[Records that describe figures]

# # # #

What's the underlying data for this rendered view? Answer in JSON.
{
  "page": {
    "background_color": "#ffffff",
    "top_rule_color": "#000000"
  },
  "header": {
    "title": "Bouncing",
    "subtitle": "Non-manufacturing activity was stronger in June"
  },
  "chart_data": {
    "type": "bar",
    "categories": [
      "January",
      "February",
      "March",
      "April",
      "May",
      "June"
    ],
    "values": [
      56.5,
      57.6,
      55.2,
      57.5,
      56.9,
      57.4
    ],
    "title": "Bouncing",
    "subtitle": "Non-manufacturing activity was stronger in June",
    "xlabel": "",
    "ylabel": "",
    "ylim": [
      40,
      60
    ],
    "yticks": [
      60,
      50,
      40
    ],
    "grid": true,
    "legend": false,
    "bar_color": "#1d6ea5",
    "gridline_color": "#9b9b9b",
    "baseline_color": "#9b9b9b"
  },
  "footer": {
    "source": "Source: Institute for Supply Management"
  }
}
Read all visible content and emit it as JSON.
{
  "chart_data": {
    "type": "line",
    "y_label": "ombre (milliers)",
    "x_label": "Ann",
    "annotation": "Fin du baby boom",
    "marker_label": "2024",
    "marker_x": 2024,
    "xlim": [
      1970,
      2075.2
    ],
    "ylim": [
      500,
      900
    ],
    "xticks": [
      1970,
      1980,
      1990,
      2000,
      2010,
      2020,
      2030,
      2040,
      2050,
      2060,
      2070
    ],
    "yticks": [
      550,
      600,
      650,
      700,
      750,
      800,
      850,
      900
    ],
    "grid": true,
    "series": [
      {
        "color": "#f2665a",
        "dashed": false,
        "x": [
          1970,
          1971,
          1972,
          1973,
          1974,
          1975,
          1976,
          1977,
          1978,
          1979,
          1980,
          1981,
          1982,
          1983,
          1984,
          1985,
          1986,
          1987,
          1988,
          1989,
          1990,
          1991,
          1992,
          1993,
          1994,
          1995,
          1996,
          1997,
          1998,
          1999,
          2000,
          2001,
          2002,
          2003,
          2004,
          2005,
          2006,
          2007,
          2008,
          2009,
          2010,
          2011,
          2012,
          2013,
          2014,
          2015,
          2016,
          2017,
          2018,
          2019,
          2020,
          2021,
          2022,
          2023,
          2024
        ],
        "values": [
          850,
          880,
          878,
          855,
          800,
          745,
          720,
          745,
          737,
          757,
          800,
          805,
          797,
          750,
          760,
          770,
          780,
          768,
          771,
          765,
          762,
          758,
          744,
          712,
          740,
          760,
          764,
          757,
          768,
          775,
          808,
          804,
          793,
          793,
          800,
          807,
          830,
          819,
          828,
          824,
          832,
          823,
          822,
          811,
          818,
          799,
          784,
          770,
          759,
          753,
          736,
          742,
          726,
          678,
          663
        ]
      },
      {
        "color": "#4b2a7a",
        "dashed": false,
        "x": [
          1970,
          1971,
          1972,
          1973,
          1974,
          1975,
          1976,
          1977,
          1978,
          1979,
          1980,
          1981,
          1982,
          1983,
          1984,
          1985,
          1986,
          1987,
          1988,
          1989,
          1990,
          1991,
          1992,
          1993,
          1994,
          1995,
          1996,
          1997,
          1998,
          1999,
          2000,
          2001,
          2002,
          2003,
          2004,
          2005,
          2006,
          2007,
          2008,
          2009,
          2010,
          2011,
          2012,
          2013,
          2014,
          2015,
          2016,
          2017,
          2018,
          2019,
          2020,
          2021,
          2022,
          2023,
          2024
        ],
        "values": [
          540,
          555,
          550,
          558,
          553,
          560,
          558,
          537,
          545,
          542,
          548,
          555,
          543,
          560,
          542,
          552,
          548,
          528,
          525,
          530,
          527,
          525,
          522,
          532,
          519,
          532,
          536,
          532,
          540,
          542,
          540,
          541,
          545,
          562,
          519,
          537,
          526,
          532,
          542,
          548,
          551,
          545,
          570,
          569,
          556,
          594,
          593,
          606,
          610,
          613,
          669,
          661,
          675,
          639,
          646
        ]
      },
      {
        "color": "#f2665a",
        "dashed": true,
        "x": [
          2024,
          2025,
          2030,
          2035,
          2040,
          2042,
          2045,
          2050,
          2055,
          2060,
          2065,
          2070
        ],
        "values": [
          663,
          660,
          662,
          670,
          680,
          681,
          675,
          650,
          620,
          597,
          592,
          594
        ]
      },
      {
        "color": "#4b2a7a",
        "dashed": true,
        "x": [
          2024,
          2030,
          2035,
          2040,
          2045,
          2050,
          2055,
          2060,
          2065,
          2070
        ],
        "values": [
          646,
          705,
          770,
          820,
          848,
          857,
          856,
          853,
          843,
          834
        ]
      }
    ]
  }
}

# # # #

**WHAT YOU WILL DO:** Find "manufacturing". Copy every line it occurs in.

**ANSWER TO THIS TASK:**
    "subtitle": "Non-manufacturing activity was stronger in June"
    "subtitle": "Non-manufacturing activity was stronger in June",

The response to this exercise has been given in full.